Rewrite the lines below, replacing every "cell-day" with "day-cell" and leaving everything else unchanged.
--- START Information given ---
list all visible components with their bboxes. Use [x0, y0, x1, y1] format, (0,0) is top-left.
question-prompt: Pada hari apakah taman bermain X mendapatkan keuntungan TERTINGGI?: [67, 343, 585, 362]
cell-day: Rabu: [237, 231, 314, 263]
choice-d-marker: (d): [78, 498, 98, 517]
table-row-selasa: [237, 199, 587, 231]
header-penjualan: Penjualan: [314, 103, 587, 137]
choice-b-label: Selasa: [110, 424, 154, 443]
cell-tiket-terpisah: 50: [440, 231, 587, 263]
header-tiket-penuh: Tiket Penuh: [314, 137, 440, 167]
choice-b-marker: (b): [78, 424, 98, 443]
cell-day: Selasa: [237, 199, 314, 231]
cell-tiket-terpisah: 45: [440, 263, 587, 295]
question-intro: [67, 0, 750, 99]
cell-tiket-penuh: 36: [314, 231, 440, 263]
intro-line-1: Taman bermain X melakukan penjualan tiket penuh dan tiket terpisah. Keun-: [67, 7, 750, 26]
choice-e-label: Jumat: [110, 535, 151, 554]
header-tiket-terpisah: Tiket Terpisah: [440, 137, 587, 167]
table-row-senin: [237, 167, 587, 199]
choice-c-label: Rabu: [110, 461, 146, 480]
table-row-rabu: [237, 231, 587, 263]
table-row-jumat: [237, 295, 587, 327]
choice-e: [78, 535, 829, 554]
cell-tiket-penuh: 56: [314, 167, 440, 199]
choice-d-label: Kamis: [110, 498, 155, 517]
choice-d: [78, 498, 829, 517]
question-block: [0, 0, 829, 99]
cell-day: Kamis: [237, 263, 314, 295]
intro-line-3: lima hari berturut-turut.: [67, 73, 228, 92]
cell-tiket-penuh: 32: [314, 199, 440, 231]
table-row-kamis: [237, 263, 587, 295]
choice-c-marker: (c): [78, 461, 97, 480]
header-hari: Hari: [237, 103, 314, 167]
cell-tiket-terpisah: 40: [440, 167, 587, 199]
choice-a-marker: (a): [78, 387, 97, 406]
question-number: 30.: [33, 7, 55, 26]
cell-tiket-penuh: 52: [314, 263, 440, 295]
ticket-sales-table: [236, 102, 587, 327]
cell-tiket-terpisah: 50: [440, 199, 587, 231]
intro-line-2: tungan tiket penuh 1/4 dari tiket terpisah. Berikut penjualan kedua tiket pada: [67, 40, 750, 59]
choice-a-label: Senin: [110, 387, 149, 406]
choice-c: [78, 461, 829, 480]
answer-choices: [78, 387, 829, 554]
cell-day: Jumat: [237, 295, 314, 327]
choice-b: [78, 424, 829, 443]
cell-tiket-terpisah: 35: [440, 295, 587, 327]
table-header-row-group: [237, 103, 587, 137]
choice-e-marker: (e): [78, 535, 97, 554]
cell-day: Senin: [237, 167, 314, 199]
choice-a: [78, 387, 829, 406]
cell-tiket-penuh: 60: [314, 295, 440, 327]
--- END Information given ---
Worked solution -
list all visible components with their bboxes. Use [x0, y0, x1, y1] format, (0,0) is top-left.
question-prompt: Pada hari apakah taman bermain X mendapatkan keuntungan TERTINGGI?: [67, 343, 585, 362]
day-cell: Rabu: [237, 231, 314, 263]
choice-d-marker: (d): [78, 498, 98, 517]
table-row-selasa: [237, 199, 587, 231]
header-penjualan: Penjualan: [314, 103, 587, 137]
choice-b-label: Selasa: [110, 424, 154, 443]
cell-tiket-terpisah: 50: [440, 231, 587, 263]
header-tiket-penuh: Tiket Penuh: [314, 137, 440, 167]
choice-b-marker: (b): [78, 424, 98, 443]
day-cell: Selasa: [237, 199, 314, 231]
cell-tiket-terpisah: 45: [440, 263, 587, 295]
question-intro: [67, 0, 750, 99]
cell-tiket-penuh: 36: [314, 231, 440, 263]
intro-line-1: Taman bermain X melakukan penjualan tiket penuh dan tiket terpisah. Keun-: [67, 7, 750, 26]
choice-e-label: Jumat: [110, 535, 151, 554]
header-tiket-terpisah: Tiket Terpisah: [440, 137, 587, 167]
table-row-senin: [237, 167, 587, 199]
choice-c-label: Rabu: [110, 461, 146, 480]
table-row-rabu: [237, 231, 587, 263]
table-row-jumat: [237, 295, 587, 327]
choice-e: [78, 535, 829, 554]
cell-tiket-penuh: 56: [314, 167, 440, 199]
choice-d-label: Kamis: [110, 498, 155, 517]
choice-d: [78, 498, 829, 517]
question-block: [0, 0, 829, 99]
day-cell: Kamis: [237, 263, 314, 295]
intro-line-3: lima hari berturut-turut.: [67, 73, 228, 92]
cell-tiket-penuh: 32: [314, 199, 440, 231]
table-row-kamis: [237, 263, 587, 295]
choice-c-marker: (c): [78, 461, 97, 480]
header-hari: Hari: [237, 103, 314, 167]
cell-tiket-terpisah: 40: [440, 167, 587, 199]
choice-a-marker: (a): [78, 387, 97, 406]
question-number: 30.: [33, 7, 55, 26]
cell-tiket-penuh: 52: [314, 263, 440, 295]
ticket-sales-table: [236, 102, 587, 327]
cell-tiket-terpisah: 50: [440, 199, 587, 231]
intro-line-2: tungan tiket penuh 1/4 dari tiket terpisah. Berikut penjualan kedua tiket pada: [67, 40, 750, 59]
choice-a-label: Senin: [110, 387, 149, 406]
choice-c: [78, 461, 829, 480]
answer-choices: [78, 387, 829, 554]
day-cell: Jumat: [237, 295, 314, 327]
choice-b: [78, 424, 829, 443]
cell-tiket-terpisah: 35: [440, 295, 587, 327]
table-header-row-group: [237, 103, 587, 137]
choice-e-marker: (e): [78, 535, 97, 554]
day-cell: Senin: [237, 167, 314, 199]
choice-a: [78, 387, 829, 406]
cell-tiket-penuh: 60: [314, 295, 440, 327]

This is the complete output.